→ **Prompt**
Provide the records once more, identical to the original.

** Begin **

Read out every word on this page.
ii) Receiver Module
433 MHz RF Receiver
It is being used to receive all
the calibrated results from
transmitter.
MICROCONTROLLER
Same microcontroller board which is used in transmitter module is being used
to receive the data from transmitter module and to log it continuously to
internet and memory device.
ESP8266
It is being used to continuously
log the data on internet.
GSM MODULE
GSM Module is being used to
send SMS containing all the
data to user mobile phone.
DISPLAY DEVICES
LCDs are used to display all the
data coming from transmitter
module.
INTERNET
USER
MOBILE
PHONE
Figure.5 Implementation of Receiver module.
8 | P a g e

** End **

→ **Solution for this problem**
Read out every word on this page.
ii) Receiver Module
433 MHz RF Receiver
It is being used to receive all
the calibrated results from
transmitter.
MICROCONTROLLER
Same microcontroller board which is used in transmitter module is being used
to receive the data from transmitter module and to log it continuously to
internet and memory device.
ESP8266
It is being used to continuously
log the data on internet.
GSM MODULE
GSM Module is being used to
send SMS containing all the
data to user mobile phone.
DISPLAY DEVICES
LCDs are used to display all the
data coming from transmitter
module.
INTERNET
USER
MOBILE
PHONE
Figure.5 Implementation of Receiver module.
8 | P a g e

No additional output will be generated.